- [Request]:
Scan the entries and tally the lines that include the string "Myanmar". Reply with the figure alone.

- [Information provided]:
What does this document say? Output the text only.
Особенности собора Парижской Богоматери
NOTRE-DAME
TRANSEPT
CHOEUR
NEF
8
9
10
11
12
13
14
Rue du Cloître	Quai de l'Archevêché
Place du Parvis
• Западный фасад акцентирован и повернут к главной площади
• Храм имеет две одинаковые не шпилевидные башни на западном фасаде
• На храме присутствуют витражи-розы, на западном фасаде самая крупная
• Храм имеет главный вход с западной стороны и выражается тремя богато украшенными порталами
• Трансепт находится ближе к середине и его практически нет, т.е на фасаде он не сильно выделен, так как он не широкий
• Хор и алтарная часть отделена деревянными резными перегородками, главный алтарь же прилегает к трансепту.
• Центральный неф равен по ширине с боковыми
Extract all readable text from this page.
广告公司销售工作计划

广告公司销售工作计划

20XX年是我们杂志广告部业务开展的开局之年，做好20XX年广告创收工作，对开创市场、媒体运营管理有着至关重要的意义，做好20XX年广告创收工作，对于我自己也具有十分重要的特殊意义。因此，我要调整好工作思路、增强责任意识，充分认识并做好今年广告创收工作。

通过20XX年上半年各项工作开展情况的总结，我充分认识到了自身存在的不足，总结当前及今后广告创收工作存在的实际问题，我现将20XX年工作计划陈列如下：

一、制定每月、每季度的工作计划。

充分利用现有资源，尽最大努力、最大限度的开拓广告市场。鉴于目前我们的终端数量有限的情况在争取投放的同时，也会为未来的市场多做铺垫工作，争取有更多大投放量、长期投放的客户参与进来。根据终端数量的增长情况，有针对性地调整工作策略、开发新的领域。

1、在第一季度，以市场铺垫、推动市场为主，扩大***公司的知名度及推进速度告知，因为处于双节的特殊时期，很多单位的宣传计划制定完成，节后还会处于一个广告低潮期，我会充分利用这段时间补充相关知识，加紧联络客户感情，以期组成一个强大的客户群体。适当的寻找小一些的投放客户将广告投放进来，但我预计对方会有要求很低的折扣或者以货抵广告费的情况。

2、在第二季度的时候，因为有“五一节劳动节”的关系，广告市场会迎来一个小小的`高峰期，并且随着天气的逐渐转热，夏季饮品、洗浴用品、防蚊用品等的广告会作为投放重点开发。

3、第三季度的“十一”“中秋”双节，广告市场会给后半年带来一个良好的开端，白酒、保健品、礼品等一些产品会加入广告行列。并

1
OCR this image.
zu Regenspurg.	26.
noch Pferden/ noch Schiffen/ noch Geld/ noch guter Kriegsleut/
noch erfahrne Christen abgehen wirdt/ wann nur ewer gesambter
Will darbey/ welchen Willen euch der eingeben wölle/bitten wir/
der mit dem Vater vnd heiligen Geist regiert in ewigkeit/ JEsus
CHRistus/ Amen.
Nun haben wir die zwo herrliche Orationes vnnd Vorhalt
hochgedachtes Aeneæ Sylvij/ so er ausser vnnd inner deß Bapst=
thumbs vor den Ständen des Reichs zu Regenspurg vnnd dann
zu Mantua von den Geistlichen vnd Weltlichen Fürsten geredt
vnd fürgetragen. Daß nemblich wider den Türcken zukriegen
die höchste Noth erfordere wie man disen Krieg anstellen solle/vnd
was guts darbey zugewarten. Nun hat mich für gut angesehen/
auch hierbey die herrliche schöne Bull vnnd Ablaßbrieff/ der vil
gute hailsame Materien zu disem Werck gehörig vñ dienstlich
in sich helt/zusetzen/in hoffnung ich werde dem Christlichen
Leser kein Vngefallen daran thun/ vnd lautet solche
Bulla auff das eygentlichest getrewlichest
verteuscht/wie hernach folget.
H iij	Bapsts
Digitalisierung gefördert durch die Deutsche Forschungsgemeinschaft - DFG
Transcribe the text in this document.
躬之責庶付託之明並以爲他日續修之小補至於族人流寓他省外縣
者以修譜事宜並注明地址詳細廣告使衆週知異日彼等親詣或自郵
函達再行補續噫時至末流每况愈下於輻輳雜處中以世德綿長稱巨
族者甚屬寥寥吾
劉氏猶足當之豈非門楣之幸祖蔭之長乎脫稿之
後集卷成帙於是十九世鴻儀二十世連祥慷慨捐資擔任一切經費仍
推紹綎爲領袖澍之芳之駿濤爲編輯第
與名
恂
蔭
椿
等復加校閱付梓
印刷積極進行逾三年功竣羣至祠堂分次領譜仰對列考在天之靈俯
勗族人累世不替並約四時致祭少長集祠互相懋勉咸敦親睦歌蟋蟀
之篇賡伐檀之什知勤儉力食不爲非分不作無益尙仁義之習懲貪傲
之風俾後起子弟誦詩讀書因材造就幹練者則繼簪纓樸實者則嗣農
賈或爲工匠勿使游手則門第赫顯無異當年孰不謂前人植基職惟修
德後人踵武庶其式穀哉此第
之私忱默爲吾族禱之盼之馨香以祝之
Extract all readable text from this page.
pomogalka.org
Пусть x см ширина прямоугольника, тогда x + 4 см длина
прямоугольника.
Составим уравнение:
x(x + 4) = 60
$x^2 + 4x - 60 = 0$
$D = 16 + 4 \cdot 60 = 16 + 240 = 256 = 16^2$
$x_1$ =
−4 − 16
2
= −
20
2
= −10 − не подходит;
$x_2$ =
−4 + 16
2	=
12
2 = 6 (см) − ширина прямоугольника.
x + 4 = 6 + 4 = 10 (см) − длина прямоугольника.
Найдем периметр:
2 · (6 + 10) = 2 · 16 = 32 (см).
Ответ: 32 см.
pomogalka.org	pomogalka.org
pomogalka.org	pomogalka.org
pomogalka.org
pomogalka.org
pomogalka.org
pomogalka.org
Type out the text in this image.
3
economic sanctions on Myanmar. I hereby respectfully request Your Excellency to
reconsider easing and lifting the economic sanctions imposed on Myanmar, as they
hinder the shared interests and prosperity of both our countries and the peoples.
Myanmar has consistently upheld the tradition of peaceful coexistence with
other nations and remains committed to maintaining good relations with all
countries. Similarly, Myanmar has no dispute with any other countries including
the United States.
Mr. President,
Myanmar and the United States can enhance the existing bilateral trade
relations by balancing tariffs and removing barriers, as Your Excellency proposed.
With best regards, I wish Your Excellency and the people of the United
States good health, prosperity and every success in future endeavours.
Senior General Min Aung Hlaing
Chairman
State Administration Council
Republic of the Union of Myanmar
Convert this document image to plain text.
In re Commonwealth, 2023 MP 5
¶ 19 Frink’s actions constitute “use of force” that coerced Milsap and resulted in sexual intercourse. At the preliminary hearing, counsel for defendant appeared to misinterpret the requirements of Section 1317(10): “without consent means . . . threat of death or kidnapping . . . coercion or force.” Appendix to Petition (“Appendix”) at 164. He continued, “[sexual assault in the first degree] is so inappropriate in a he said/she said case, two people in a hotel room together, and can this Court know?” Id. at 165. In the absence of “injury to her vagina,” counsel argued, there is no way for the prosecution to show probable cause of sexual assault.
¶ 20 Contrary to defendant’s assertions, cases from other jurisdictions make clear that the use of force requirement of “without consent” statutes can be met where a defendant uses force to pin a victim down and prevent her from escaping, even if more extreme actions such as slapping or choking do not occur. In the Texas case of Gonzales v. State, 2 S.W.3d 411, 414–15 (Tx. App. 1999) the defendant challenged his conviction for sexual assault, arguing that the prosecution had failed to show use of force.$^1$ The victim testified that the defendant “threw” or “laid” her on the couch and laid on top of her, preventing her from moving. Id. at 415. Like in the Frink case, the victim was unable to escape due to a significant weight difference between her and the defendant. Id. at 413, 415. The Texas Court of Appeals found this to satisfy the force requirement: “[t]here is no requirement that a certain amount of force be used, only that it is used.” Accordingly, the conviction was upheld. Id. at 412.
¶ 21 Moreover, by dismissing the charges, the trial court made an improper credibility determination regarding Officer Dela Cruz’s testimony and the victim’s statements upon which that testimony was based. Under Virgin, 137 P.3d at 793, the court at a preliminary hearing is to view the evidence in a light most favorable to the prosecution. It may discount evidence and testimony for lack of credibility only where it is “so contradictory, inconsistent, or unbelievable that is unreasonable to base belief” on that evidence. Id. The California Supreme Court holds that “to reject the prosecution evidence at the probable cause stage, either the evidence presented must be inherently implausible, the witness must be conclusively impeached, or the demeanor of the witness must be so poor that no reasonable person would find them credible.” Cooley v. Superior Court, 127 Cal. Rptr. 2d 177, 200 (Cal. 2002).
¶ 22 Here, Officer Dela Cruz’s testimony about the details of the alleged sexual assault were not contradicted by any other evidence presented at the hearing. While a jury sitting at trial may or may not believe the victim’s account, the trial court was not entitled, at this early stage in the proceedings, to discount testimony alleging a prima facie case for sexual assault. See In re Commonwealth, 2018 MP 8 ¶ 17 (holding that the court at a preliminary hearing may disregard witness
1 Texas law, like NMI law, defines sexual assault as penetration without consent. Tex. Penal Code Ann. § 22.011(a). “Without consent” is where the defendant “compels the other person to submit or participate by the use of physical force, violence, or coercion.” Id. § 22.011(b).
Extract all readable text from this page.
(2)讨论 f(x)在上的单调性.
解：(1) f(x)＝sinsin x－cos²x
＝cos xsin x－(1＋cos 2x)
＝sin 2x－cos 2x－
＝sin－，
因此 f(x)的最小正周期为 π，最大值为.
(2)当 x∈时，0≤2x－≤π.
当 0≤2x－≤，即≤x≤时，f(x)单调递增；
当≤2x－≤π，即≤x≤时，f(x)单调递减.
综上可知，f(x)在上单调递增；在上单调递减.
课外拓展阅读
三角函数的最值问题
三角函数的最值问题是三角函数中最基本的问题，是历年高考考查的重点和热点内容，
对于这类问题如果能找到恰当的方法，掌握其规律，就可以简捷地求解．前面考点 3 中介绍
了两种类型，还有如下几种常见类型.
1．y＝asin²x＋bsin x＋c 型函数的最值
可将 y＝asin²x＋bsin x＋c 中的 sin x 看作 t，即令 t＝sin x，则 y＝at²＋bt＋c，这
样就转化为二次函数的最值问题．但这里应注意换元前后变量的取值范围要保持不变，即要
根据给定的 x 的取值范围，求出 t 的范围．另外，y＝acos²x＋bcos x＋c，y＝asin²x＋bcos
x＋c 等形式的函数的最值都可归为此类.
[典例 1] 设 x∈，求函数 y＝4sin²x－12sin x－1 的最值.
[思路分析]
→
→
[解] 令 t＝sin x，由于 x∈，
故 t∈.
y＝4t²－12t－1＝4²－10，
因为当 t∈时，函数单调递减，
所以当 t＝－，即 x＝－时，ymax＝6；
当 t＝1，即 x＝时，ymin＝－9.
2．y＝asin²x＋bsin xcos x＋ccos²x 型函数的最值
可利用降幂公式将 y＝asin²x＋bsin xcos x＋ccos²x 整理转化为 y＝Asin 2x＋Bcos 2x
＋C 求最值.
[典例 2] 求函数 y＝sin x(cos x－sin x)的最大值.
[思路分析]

- [Finished task]:
6